* _Prompt_: Without including any pictures, write out the listing below exactly.

* _Records to process_:
'''
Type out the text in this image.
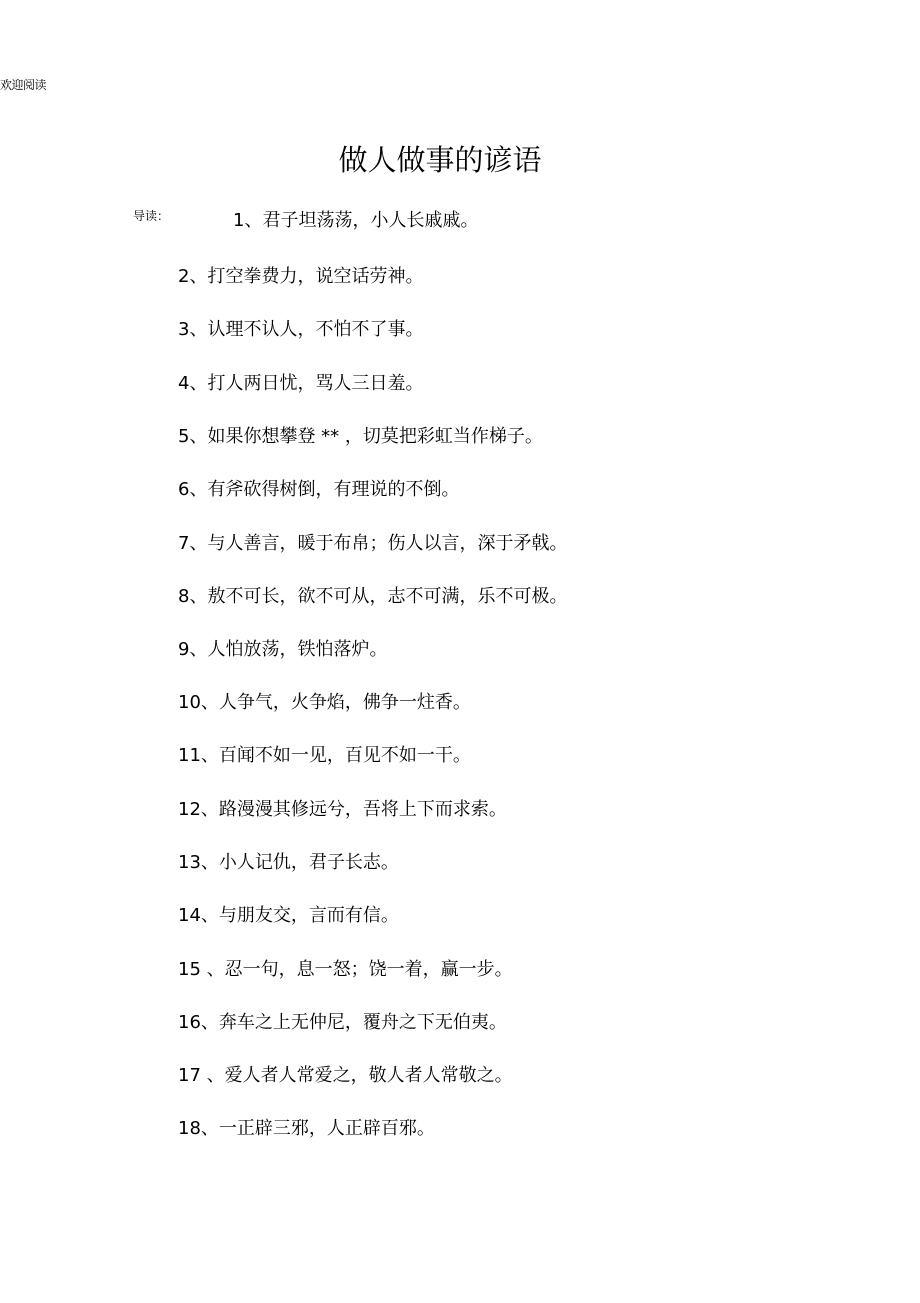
欢迎阅读
做人做事的谚语
导读：	1、君子坦荡荡，小人长戚戚。
2、打空拳费力，说空话劳神。
3、认理不认人，不怕不了事。
4、打人两日忧，骂人三日羞。
5、如果你想攀登 ** ，切莫把彩虹当作梯子。
6、有斧砍得树倒，有理说的不倒。
7、与人善言，暖于布帛；伤人以言，深于矛戟。
8、敖不可长，欲不可从，志不可满，乐不可极。
9、人怕放荡，铁怕落炉。
10、人争气，火争焰，佛争一炷香。
11、百闻不如一见，百见不如一干。
12、路漫漫其修远兮，吾将上下而求索。
13、小人记仇，君子长志。
14、与朋友交，言而有信。
15 、忍一句，息一怒；饶一着，赢一步。
16、奔车之上无仲尼，覆舟之下无伯夷。
17 、爱人者人常爱之，敬人者人常敬之。
18、一正辟三邪，人正辟百邪。
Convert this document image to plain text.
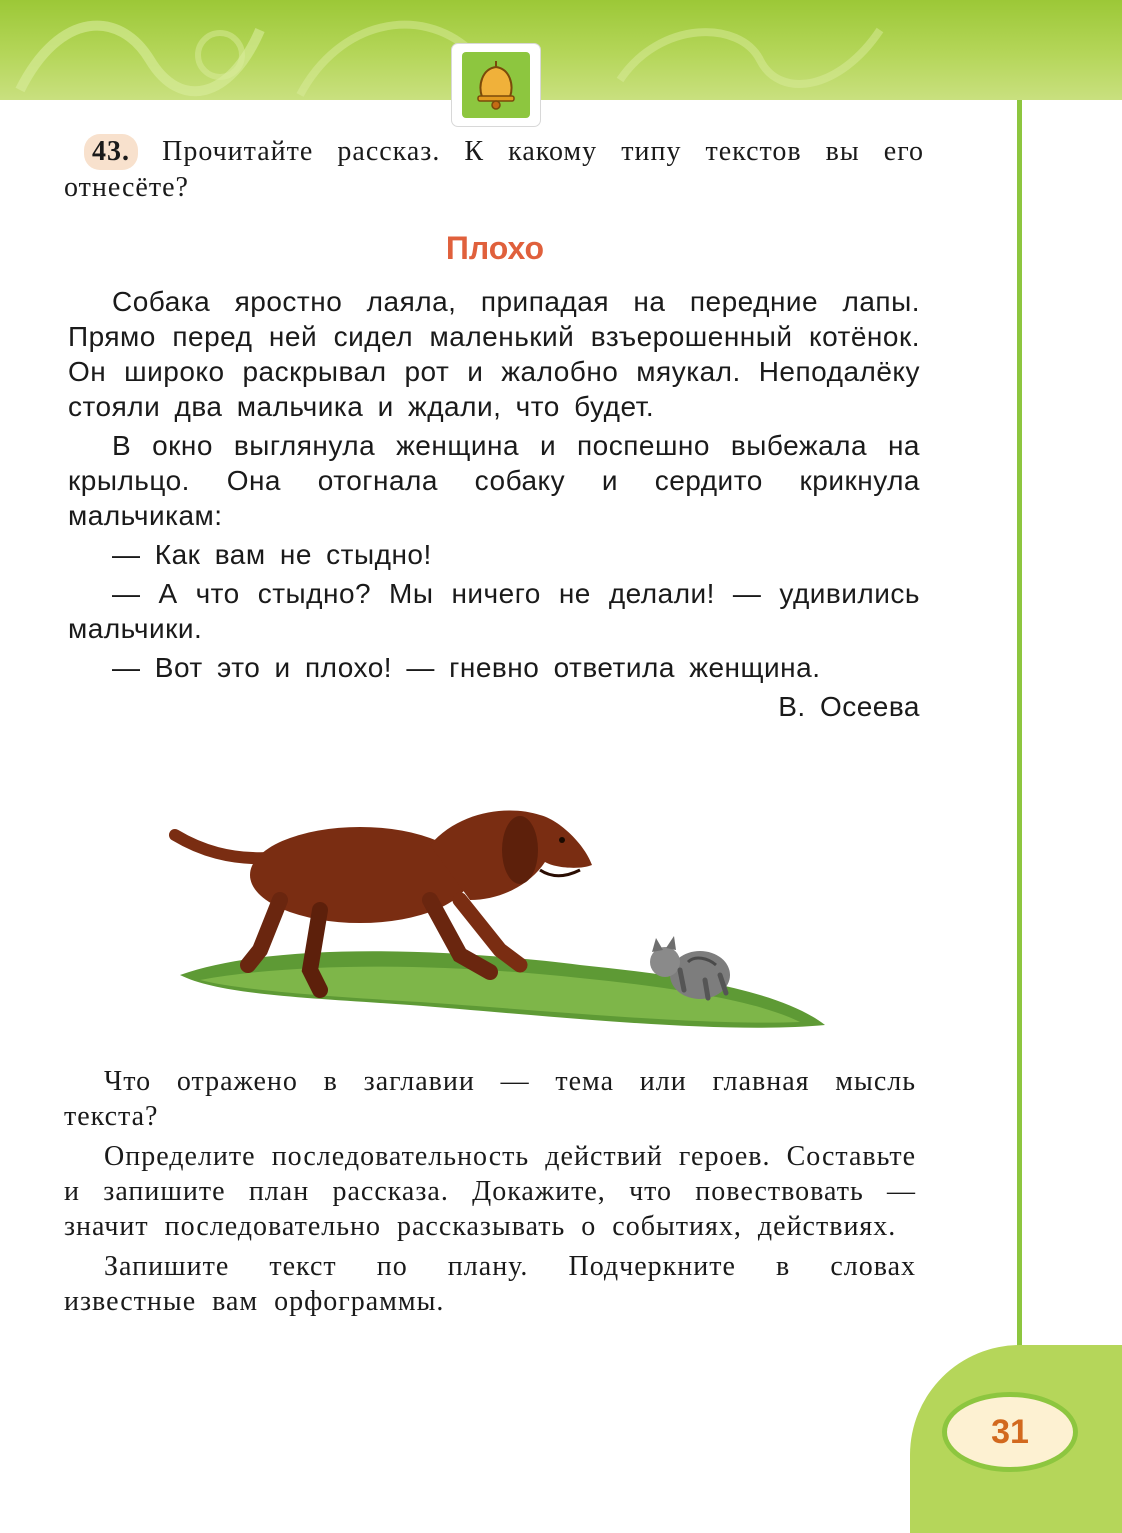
43. Прочитайте рассказ. К какому типу текстов вы его отнесёте?
Плохо

Собака яростно лаяла, припадая на передние лапы. Прямо перед ней сидел маленький взъерошенный котёнок. Он широко раскрывал рот и жалобно мяукал. Неподалёку стояли два мальчика и ждали, что будет.

В окно выглянула женщина и поспешно выбежала на крыльцо. Она отогнала собаку и сердито крикнула мальчикам:

— Как вам не стыдно!

— А что стыдно? Мы ничего не делали! — удивились мальчики.

— Вот это и плохо! — гневно ответила женщина.

В. Осеева

Что отражено в заглавии — тема или главная мысль текста?

Определите последовательность действий героев. Составьте и запишите план рассказа. Докажите, что повествовать — значит последовательно рассказывать о событиях, действиях.

Запишите текст по плану. Подчеркните в словах известные вам орфограммы.

31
'''
* _Response_:
Type out the text in this image.
欢迎阅读
做人做事的谚语
导读：	1、君子坦荡荡，小人长戚戚。
2、打空拳费力，说空话劳神。
3、认理不认人，不怕不了事。
4、打人两日忧，骂人三日羞。
5、如果你想攀登 ** ，切莫把彩虹当作梯子。
6、有斧砍得树倒，有理说的不倒。
7、与人善言，暖于布帛；伤人以言，深于矛戟。
8、敖不可长，欲不可从，志不可满，乐不可极。
9、人怕放荡，铁怕落炉。
10、人争气，火争焰，佛争一炷香。
11、百闻不如一见，百见不如一干。
12、路漫漫其修远兮，吾将上下而求索。
13、小人记仇，君子长志。
14、与朋友交，言而有信。
15 、忍一句，息一怒；饶一着，赢一步。
16、奔车之上无仲尼，覆舟之下无伯夷。
17 、爱人者人常爱之，敬人者人常敬之。
18、一正辟三邪，人正辟百邪。
Convert this document image to plain text.
43. Прочитайте рассказ. К какому типу текстов вы его отнесёте?
Плохо

Собака яростно лаяла, припадая на передние лапы. Прямо перед ней сидел маленький взъерошенный котёнок. Он широко раскрывал рот и жалобно мяукал. Неподалёку стояли два мальчика и ждали, что будет.

В окно выглянула женщина и поспешно выбежала на крыльцо. Она отогнала собаку и сердито крикнула мальчикам:

— Как вам не стыдно!

— А что стыдно? Мы ничего не делали! — удивились мальчики.

— Вот это и плохо! — гневно ответила женщина.

В. Осеева

Что отражено в заглавии — тема или главная мысль текста?

Определите последовательность действий героев. Составьте и запишите план рассказа. Докажите, что повествовать — значит последовательно рассказывать о событиях, действиях.

Запишите текст по плану. Подчеркните в словах известные вам орфограммы.

31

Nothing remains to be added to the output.